Show each line of the data below that has the string "placed" in it.

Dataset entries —
* * * * *

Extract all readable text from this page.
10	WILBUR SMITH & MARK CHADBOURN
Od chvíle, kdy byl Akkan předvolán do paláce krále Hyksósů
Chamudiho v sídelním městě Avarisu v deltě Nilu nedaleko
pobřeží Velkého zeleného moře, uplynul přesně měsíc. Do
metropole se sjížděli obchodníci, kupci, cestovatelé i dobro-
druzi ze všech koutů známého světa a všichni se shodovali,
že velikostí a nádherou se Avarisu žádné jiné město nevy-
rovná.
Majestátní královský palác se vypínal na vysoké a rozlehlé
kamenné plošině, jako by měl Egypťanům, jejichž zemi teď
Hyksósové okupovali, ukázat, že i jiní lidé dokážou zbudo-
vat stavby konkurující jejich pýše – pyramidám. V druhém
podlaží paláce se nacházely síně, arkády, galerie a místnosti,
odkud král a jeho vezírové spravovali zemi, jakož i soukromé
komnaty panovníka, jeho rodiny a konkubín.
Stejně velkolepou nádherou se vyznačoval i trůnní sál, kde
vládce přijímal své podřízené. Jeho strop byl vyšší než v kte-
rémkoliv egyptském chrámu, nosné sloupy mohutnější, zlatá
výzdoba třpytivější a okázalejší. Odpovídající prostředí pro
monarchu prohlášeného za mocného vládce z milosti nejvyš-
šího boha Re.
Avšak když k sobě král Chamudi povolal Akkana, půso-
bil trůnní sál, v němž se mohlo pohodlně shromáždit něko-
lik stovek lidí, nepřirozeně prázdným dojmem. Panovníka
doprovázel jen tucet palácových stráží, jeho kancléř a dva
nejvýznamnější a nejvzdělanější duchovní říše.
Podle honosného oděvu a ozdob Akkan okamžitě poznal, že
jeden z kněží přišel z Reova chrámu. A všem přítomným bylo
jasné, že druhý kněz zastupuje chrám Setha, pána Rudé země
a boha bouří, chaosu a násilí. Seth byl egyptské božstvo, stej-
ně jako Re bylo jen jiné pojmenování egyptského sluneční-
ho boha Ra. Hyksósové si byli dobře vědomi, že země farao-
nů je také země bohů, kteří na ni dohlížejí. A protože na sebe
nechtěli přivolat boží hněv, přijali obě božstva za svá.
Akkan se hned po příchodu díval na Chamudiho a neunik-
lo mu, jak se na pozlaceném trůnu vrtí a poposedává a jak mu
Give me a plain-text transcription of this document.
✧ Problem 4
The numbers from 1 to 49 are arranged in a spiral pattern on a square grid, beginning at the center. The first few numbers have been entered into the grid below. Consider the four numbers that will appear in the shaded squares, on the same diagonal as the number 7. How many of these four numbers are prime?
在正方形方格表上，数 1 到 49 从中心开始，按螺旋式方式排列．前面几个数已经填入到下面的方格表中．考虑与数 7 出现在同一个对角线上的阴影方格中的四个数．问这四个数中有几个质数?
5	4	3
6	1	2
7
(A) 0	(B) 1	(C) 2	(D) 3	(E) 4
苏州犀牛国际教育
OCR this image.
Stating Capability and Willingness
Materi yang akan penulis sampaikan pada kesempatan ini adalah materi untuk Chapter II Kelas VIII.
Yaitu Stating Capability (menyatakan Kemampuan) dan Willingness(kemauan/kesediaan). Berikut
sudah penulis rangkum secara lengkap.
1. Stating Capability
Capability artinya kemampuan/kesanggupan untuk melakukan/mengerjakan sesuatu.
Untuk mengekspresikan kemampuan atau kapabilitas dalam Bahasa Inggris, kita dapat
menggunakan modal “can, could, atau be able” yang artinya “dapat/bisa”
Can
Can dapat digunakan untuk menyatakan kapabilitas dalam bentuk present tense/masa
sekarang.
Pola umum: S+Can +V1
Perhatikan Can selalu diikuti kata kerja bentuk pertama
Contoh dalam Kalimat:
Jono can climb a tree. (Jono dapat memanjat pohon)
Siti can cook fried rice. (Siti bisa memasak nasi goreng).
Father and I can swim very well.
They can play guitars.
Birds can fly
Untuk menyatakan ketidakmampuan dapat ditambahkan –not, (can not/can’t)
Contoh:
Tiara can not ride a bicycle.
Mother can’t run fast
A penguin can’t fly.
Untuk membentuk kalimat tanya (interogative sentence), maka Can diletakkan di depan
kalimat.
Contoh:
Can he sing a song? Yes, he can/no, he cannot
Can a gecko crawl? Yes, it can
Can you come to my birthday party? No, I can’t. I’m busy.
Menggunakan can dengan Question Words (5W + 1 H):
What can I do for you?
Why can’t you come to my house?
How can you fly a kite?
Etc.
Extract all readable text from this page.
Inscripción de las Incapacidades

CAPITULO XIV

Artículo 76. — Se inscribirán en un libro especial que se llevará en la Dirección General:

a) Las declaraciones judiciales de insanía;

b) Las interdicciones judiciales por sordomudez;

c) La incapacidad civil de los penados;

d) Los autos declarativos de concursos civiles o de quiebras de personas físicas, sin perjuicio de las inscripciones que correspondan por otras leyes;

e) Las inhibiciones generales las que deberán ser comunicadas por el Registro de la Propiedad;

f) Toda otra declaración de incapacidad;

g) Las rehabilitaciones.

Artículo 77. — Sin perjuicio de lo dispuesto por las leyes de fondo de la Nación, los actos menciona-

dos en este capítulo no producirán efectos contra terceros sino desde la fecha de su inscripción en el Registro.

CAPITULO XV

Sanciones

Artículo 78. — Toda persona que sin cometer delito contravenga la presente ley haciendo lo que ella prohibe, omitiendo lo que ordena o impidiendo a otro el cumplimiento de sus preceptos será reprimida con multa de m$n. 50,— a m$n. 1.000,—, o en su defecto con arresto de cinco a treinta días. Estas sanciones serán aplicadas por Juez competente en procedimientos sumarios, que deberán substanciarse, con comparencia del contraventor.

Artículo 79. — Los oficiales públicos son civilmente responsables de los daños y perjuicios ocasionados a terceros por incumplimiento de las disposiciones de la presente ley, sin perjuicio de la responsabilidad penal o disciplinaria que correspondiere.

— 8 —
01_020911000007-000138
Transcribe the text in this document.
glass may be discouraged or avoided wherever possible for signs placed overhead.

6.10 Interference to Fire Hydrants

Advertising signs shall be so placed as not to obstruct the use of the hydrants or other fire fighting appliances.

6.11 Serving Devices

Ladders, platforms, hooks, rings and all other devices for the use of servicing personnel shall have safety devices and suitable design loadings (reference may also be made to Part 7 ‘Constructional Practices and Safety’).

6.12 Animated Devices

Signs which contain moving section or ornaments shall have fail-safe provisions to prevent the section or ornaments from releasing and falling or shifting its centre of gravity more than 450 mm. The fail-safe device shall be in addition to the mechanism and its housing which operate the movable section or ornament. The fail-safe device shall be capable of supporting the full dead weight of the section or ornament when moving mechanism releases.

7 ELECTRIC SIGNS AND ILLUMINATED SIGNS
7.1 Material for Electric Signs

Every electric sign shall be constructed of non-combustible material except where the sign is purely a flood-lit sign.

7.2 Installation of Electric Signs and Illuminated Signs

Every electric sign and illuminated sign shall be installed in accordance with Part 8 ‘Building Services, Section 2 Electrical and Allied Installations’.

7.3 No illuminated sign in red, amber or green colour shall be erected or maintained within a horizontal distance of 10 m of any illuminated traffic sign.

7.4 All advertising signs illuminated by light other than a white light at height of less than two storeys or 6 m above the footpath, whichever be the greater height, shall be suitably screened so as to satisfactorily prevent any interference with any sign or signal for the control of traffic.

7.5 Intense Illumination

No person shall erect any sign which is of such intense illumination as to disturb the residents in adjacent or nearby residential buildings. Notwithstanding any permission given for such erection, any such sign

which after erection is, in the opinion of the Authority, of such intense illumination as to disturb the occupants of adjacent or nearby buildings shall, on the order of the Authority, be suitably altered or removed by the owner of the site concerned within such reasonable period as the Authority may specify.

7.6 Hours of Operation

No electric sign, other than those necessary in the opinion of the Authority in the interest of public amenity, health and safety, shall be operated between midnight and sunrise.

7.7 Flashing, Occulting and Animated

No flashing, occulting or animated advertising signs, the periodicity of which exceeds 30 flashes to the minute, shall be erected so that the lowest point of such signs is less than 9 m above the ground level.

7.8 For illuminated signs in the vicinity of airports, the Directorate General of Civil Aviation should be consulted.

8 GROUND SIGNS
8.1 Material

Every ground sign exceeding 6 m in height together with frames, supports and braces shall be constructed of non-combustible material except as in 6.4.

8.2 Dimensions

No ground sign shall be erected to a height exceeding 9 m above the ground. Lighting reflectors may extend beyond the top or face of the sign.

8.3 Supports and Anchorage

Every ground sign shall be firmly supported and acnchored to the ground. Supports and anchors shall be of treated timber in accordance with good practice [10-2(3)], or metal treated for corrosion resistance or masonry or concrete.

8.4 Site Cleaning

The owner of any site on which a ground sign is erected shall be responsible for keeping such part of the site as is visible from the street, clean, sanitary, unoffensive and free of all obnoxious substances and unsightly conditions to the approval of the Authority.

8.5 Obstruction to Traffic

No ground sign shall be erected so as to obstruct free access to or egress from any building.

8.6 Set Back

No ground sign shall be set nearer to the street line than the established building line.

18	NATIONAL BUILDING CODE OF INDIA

* * * * *

EXERCISE RESPONSE —
glass may be discouraged or avoided wherever possible for signs placed overhead.
Advertising signs shall be so placed as not to obstruct the use of the hydrants or other fire fighting appliances.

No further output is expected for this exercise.